Below is some material; transcribe all of it exactly.

Recorded data:
********************

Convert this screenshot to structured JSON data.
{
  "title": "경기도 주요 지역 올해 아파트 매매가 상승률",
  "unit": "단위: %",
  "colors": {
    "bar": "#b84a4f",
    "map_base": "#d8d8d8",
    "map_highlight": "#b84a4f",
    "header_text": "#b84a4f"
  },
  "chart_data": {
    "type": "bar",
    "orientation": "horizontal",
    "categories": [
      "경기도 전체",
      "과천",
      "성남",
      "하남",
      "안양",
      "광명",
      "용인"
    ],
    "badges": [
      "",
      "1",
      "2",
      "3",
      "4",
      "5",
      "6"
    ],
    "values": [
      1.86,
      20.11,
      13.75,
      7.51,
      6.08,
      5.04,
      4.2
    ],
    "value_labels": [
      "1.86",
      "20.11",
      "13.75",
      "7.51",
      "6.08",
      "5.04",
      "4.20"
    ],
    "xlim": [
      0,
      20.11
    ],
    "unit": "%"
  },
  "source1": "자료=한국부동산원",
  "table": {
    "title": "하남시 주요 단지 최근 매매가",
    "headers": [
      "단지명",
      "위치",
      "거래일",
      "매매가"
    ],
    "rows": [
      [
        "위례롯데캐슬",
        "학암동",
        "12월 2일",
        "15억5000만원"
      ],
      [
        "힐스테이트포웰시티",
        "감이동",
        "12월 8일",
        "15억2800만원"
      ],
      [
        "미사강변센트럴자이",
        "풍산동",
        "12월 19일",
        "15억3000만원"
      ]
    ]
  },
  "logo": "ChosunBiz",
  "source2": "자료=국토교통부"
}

********************

Task solution:
Convert this screenshot to structured JSON data.
{
  "title": "경기도 주요 지역 올해 아파트 매매가 상승률",
  "unit": "단위: %",
  "colors": {
    "bar": "#b84a4f",
    "map_base": "#d8d8d8",
    "map_highlight": "#b84a4f",
    "header_text": "#b84a4f"
  },
  "chart_data": {
    "type": "bar",
    "orientation": "horizontal",
    "categories": [
      "경기도 전체",
      "과천",
      "성남",
      "하남",
      "안양",
      "광명",
      "용인"
    ],
    "badges": [
      "",
      "1",
      "2",
      "3",
      "4",
      "5",
      "6"
    ],
    "values": [
      1.86,
      20.11,
      13.75,
      7.51,
      6.08,
      5.04,
      4.2
    ],
    "value_labels": [
      "1.86",
      "20.11",
      "13.75",
      "7.51",
      "6.08",
      "5.04",
      "4.20"
    ],
    "xlim": [
      0,
      20.11
    ],
    "unit": "%"
  },
  "source1": "자료=한국부동산원",
  "table": {
    "title": "하남시 주요 단지 최근 매매가",
    "headers": [
      "단지명",
      "위치",
      "거래일",
      "매매가"
    ],
    "rows": [
      [
        "위례롯데캐슬",
        "학암동",
        "12월 2일",
        "15억5000만원"
      ],
      [
        "힐스테이트포웰시티",
        "감이동",
        "12월 8일",
        "15억2800만원"
      ],
      [
        "미사강변센트럴자이",
        "풍산동",
        "12월 19일",
        "15억3000만원"
      ]
    ]
  },
  "logo": "ChosunBiz",
  "source2": "자료=국토교통부"
}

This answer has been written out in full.